---------- Material provided
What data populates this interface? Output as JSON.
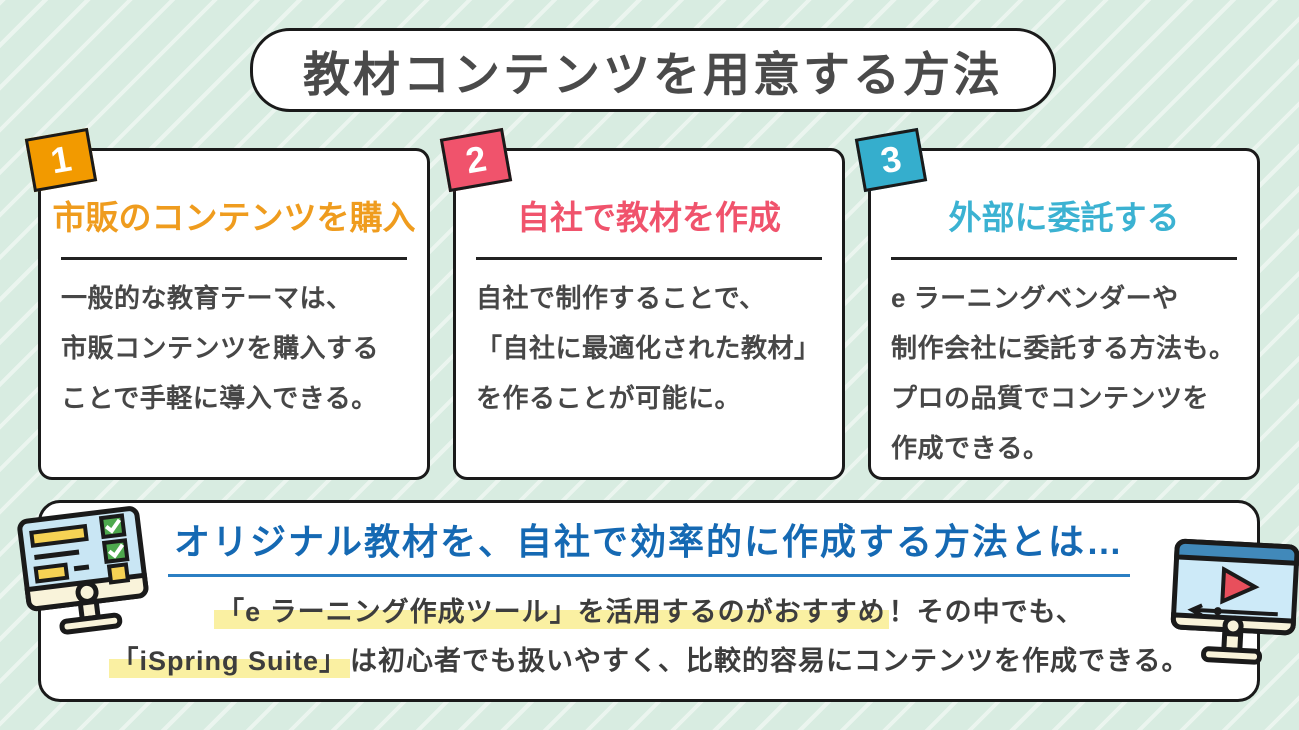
{
  "page": {
    "background_base_color": "#d8ece1",
    "background_stripe_color": "#ebf5ef",
    "border_color": "#1a1a1a"
  },
  "title": {
    "text": "教材コンテンツを用意する方法",
    "text_color": "#4a4a4a"
  },
  "cards": [
    {
      "number": "1",
      "badge_color": "#f29a00",
      "title": "市販のコンテンツを購入",
      "title_color": "#ef9c1e",
      "body_lines": [
        "一般的な教育テーマは、",
        "市販コンテンツを購入する",
        "ことで手軽に導入できる。"
      ]
    },
    {
      "number": "2",
      "badge_color": "#f0536c",
      "title": "自社で教材を作成",
      "title_color": "#f0536c",
      "body_lines": [
        "自社で制作することで、",
        "「自社に最適化された教材」",
        "を作ることが可能に。"
      ]
    },
    {
      "number": "3",
      "badge_color": "#35aecd",
      "title": "外部に委託する",
      "title_color": "#3bb2d2",
      "body_lines": [
        "e ラーニングベンダーや",
        "制作会社に委託する方法も。",
        "プロの品質でコンテンツを",
        "作成できる。"
      ]
    }
  ],
  "bottom": {
    "heading": "オリジナル教材を、自社で効率的に作成する方法とは…",
    "heading_color": "#1569b3",
    "underline_color": "#2b7fc3",
    "line1_highlight": "「e ラーニング作成ツール」を活用するのがおすすめ",
    "line1_rest": "！その中でも、",
    "line2_highlight": "「iSpring Suite」",
    "line2_rest": "は初心者でも扱いやすく、比較的容易にコンテンツを作成できる。",
    "highlight_color": "#faf0a2",
    "left_icon": "checklist-monitor-icon",
    "right_icon": "video-monitor-icon"
  }
}
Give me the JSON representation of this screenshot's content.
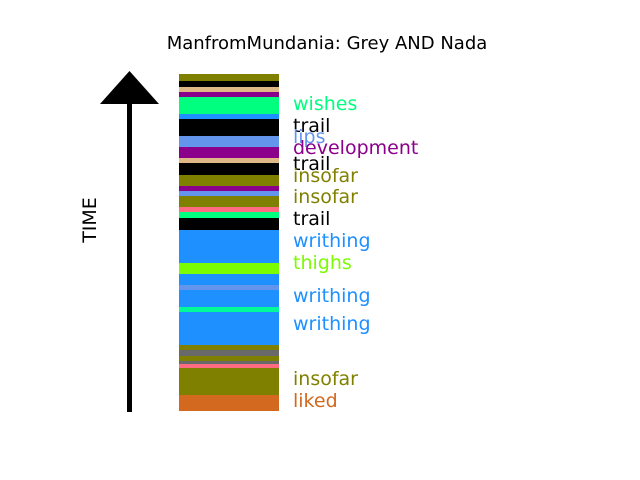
{
  "chart_data": {
    "type": "bar",
    "title": "ManfromMundania: Grey AND Nada",
    "ylabel": "TIME",
    "xlabel": "",
    "stack": [
      {
        "color": "#808000"
      },
      {
        "color": "#000000"
      },
      {
        "color": "#DEB887"
      },
      {
        "color": "#8B008B"
      },
      {
        "color": "#00FF7F",
        "label": "wishes"
      },
      {
        "color": "#1E90FF"
      },
      {
        "color": "#000000",
        "label": "trail"
      },
      {
        "color": "#6495ED",
        "label": "lips"
      },
      {
        "color": "#8B008B",
        "label": "development"
      },
      {
        "color": "#DEB887"
      },
      {
        "color": "#000000",
        "label": "trail"
      },
      {
        "color": "#808000",
        "label": "insofar"
      },
      {
        "color": "#8B008B"
      },
      {
        "color": "#6495ED"
      },
      {
        "color": "#808000",
        "label": "insofar"
      },
      {
        "color": "#FF6B81"
      },
      {
        "color": "#00FF7F"
      },
      {
        "color": "#000000",
        "label": "trail"
      },
      {
        "color": "#1E90FF",
        "label": "writhing"
      },
      {
        "color": "#7CFC00",
        "label": "thighs"
      },
      {
        "color": "#1E90FF"
      },
      {
        "color": "#6495ED"
      },
      {
        "color": "#1E90FF",
        "label": "writhing"
      },
      {
        "color": "#00FA9A"
      },
      {
        "color": "#1E90FF",
        "label": "writhing"
      },
      {
        "color": "#808000"
      },
      {
        "color": "#696969"
      },
      {
        "color": "#808000"
      },
      {
        "color": "#696969"
      },
      {
        "color": "#FF6B81"
      },
      {
        "color": "#808000",
        "label": "insofar"
      },
      {
        "color": "#D2691E",
        "label": "liked"
      }
    ]
  }
}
--------------------
## Aim:
Copy the material shown above in full and exactly. Skip the pictures.

## Reply to the task:
What data populates this interface? Output as JSON.
{
  "page": {
    "background_base_color": "#d8ece1",
    "background_stripe_color": "#ebf5ef",
    "border_color": "#1a1a1a"
  },
  "title": {
    "text": "教材コンテンツを用意する方法",
    "text_color": "#4a4a4a"
  },
  "cards": [
    {
      "number": "1",
      "badge_color": "#f29a00",
      "title": "市販のコンテンツを購入",
      "title_color": "#ef9c1e",
      "body_lines": [
        "一般的な教育テーマは、",
        "市販コンテンツを購入する",
        "ことで手軽に導入できる。"
      ]
    },
    {
      "number": "2",
      "badge_color": "#f0536c",
      "title": "自社で教材を作成",
      "title_color": "#f0536c",
      "body_lines": [
        "自社で制作することで、",
        "「自社に最適化された教材」",
        "を作ることが可能に。"
      ]
    },
    {
      "number": "3",
      "badge_color": "#35aecd",
      "title": "外部に委託する",
      "title_color": "#3bb2d2",
      "body_lines": [
        "e ラーニングベンダーや",
        "制作会社に委託する方法も。",
        "プロの品質でコンテンツを",
        "作成できる。"
      ]
    }
  ],
  "bottom": {
    "heading": "オリジナル教材を、自社で効率的に作成する方法とは…",
    "heading_color": "#1569b3",
    "underline_color": "#2b7fc3",
    "line1_highlight": "「e ラーニング作成ツール」を活用するのがおすすめ",
    "line1_rest": "！その中でも、",
    "line2_highlight": "「iSpring Suite」",
    "line2_rest": "は初心者でも扱いやすく、比較的容易にコンテンツを作成できる。",
    "highlight_color": "#faf0a2",
    "left_icon": "checklist-monitor-icon",
    "right_icon": "video-monitor-icon"
  }
}
Give me the JSON representation of this screenshot's content.
{
  "chart_data": {
    "type": "bar",
    "title": "ManfromMundania: Grey AND Nada",
    "ylabel": "TIME",
    "xlabel": "",
    "stack": [
      {
        "color": "#808000"
      },
      {
        "color": "#000000"
      },
      {
        "color": "#DEB887"
      },
      {
        "color": "#8B008B"
      },
      {
        "color": "#00FF7F",
        "label": "wishes"
      },
      {
        "color": "#1E90FF"
      },
      {
        "color": "#000000",
        "label": "trail"
      },
      {
        "color": "#6495ED",
        "label": "lips"
      },
      {
        "color": "#8B008B",
        "label": "development"
      },
      {
        "color": "#DEB887"
      },
      {
        "color": "#000000",
        "label": "trail"
      },
      {
        "color": "#808000",
        "label": "insofar"
      },
      {
        "color": "#8B008B"
      },
      {
        "color": "#6495ED"
      },
      {
        "color": "#808000",
        "label": "insofar"
      },
      {
        "color": "#FF6B81"
      },
      {
        "color": "#00FF7F"
      },
      {
        "color": "#000000",
        "label": "trail"
      },
      {
        "color": "#1E90FF",
        "label": "writhing"
      },
      {
        "color": "#7CFC00",
        "label": "thighs"
      },
      {
        "color": "#1E90FF"
      },
      {
        "color": "#6495ED"
      },
      {
        "color": "#1E90FF",
        "label": "writhing"
      },
      {
        "color": "#00FA9A"
      },
      {
        "color": "#1E90FF",
        "label": "writhing"
      },
      {
        "color": "#808000"
      },
      {
        "color": "#696969"
      },
      {
        "color": "#808000"
      },
      {
        "color": "#696969"
      },
      {
        "color": "#FF6B81"
      },
      {
        "color": "#808000",
        "label": "insofar"
      },
      {
        "color": "#D2691E",
        "label": "liked"
      }
    ]
  }
}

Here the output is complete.